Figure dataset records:
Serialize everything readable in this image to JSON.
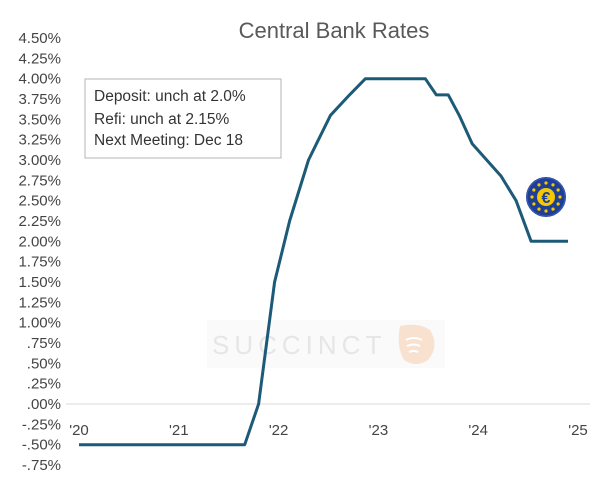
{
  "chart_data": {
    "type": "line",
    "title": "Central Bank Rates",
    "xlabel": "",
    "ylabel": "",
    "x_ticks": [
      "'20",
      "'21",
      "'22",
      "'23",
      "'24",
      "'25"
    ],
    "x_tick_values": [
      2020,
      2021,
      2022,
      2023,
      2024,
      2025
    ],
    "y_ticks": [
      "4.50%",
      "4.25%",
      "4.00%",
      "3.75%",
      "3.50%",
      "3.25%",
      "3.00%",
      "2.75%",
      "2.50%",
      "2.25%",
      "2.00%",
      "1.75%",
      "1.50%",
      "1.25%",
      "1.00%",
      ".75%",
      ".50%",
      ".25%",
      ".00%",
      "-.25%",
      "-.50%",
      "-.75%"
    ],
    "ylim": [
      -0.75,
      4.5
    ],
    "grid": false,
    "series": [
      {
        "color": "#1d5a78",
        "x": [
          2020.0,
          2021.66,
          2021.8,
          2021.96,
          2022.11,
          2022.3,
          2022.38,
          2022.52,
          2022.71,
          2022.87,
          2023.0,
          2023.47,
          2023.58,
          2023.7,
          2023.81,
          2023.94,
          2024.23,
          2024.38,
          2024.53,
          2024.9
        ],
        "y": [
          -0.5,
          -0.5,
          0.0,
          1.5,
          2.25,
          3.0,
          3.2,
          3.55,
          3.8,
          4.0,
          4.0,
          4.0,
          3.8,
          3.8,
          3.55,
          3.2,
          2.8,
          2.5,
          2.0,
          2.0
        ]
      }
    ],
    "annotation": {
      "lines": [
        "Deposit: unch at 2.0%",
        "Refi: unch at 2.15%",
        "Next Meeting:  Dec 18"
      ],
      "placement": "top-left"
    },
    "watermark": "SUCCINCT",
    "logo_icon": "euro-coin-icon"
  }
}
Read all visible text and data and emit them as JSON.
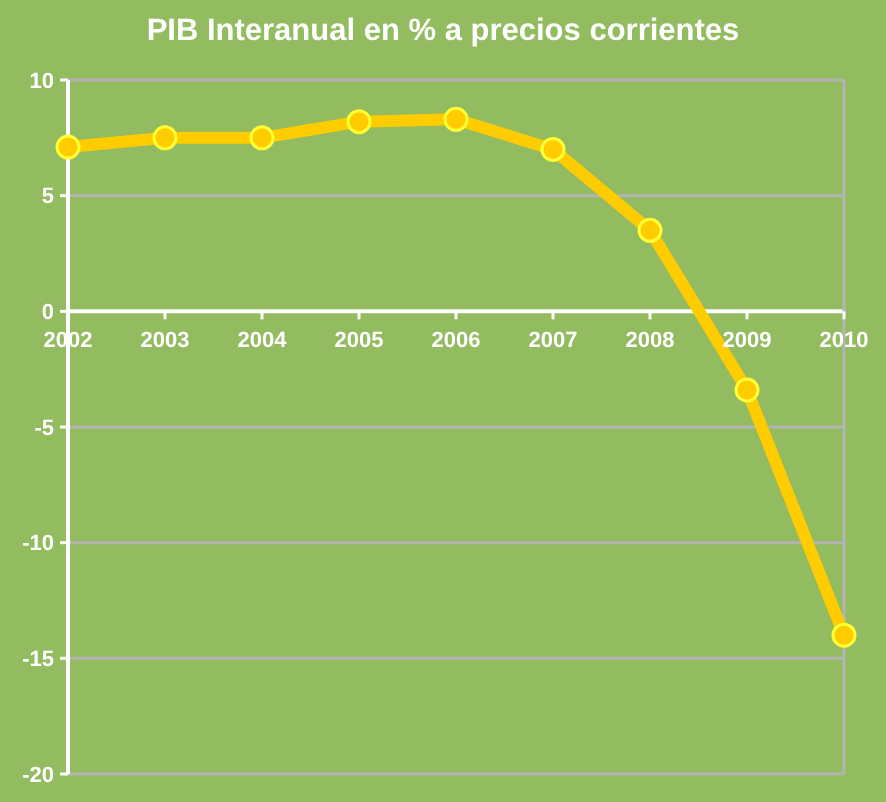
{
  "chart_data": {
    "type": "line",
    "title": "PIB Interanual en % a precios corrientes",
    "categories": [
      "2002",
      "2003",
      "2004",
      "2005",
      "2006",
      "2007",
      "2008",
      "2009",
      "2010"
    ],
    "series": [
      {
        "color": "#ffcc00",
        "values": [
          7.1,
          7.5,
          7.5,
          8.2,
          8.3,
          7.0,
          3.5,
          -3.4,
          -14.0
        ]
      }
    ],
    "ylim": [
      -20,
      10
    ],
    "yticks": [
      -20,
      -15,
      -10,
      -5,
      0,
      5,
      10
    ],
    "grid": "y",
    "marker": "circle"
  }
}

» **Your goal**: Each line above that holds the string "JSON" should be copied and shown.

» **Exercise solution**:
Serialize everything readable in this image to JSON.
Read all visible text and data and emit them as JSON.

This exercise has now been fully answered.